*Complete lo siguiente*.
**1.** Enumere todos los países o zonas geográficas que se nombran en el texto sobre los PMI preliminares.
**2.** Transcriba del texto sobre los PMI preliminares el tramo que va desde "La jornada estará" hasta "del sentimiento empresarial.".
**3.** Prosiga el texto sobre los PMI preliminares a partir de su última oración.

*Pasaje citado*.

'''

La jornada estará marcada por la publicación de los PMI preliminares, que ofrecerán una primera fotografía sobre la evolución de la actividad económica en las principales economías desarrolladas. Según Giuseppe Dellamotta, estos indicadores serán la referencia más relevante del día, especialmente en un contexto de menor tensión geopolítica y caída de los precios del petróleo.
Durante la sesión europea, el foco estará en los PMI preliminares de las principales economías de la eurozona y del Reino Unido. Tras el final de la guerra entre Estados Unidos e Irán y con el petróleo cotizando a niveles más bajos, el mercado podría esperar una mejora del sentimiento empresarial.
El punto delicado es que una economía más resistente también puede mantener vivas las presiones inflacionistas. Esa combinación podría obligar a los bancos centrales a conservar un sesgo restrictivo durante más tiempo, incluso si el mercado empieza a descontar un entorno algo más favorable.

'''

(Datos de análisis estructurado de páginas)
'''

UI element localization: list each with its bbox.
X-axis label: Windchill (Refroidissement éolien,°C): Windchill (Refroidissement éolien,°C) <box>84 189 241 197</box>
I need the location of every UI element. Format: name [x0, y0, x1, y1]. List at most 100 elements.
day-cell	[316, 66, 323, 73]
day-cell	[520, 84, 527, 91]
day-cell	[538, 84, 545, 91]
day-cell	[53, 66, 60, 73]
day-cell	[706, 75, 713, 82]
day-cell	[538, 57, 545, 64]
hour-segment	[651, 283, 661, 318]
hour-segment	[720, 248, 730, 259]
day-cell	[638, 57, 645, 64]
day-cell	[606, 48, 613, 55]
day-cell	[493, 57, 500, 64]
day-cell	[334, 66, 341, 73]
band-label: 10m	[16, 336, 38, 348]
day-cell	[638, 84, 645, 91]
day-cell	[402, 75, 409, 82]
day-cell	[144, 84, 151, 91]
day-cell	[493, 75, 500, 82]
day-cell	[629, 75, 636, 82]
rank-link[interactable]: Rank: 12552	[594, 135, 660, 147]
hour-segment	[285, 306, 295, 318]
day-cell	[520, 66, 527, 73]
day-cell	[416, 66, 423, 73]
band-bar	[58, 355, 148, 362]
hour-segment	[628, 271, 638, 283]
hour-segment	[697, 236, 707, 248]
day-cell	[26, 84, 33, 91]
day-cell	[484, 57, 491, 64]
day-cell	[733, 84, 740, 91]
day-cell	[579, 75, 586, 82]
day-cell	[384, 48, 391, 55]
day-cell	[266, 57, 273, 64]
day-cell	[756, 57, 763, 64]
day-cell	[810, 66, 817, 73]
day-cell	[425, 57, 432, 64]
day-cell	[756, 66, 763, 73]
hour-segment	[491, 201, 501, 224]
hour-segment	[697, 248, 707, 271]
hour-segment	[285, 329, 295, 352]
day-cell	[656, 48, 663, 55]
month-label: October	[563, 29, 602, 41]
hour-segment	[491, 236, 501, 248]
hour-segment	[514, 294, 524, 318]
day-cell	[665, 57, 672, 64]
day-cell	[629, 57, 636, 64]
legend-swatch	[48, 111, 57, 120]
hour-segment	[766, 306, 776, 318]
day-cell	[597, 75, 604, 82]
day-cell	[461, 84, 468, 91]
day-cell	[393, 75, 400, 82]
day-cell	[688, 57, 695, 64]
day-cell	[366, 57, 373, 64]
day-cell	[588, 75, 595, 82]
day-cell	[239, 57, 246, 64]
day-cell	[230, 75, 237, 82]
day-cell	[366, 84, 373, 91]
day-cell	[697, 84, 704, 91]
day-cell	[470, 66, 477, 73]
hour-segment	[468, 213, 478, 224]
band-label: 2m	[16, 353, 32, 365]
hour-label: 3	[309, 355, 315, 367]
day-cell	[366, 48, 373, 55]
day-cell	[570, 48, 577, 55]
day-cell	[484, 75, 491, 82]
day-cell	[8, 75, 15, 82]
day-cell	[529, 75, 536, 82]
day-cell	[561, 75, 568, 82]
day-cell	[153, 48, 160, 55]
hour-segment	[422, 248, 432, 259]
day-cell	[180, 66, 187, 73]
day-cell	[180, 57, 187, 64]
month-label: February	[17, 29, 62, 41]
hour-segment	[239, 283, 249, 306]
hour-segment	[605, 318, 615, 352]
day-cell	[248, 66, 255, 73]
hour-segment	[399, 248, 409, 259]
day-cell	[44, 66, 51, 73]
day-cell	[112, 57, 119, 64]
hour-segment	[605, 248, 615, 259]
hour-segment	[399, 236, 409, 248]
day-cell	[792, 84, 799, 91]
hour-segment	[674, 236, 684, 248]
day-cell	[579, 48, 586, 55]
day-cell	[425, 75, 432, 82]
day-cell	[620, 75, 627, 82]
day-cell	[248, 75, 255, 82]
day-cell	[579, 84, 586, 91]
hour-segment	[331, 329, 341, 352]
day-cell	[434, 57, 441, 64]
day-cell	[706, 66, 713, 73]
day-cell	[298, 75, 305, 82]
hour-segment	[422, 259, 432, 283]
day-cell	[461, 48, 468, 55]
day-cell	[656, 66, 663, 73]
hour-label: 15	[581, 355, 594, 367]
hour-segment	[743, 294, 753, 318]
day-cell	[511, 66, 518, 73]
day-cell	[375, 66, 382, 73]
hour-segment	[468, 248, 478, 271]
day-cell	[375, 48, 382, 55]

'''

*Respuestas del ejercicio*.
**1.** eurozona, Reino Unido, Estados Unidos, Irán

**2.**
La jornada estará marcada por la publicación de los PMI preliminares, que ofrecerán una primera fotografía sobre la evolución de la actividad económica en las principales economías desarrolladas. Según Giuseppe Dellamotta, estos indicadores serán la referencia más relevante del día, especialmente en un contexto de menor tensión geopolítica y caída de los precios del petróleo.
Durante la sesión europea, el foco estará en los PMI preliminares de las principales economías de la eurozona y del Reino Unido. Tras el final de la guerra entre Estados Unidos e Irán y con el petróleo cotizando a niveles más bajos, el mercado podría esperar una mejora del sentimiento empresarial.

**3.**
En la sesión americana, la principal referencia será también el PMI preliminar de Estados Unidos. El PMI de servicios se espera en 51,1, frente al 50,7 anterior, mientras que el manufacturero podría moderarse hasta 54,6, desde 55,1.
Salvo que se produzcan desviaciones importantes frente a lo esperado, Dellamotta no prevé una reacción significativa del mercado. La razón es clara: los inversores están mirando ya hacia los próximos datos de empleo no agrícola y IPC, que serán mucho más determinantes para ajustar las expectativas sobre la reunión de julio de la Reserva Federal.
Actualmente, la probabilidad de una subida de tipos en julio se sitúa en torno al 34%, por lo que cualquier dato que refuerce la idea de una economía fuerte y una inflación persistente podría mover de nuevo esas expectativas.
La sesión no parece cargada de referencias capaces de cambiar por sí solas la dirección de los mercados, pero sí puede servir para medir el equilibrio entre crecimiento, inflación y expectativas de tipos. Unos PMI mejores de lo esperado podrían apoyar a los activos de riesgo a corto plazo, aunque también alimentarían el temor a que los bancos centrales mantengan una postura más dura durante más tiempo.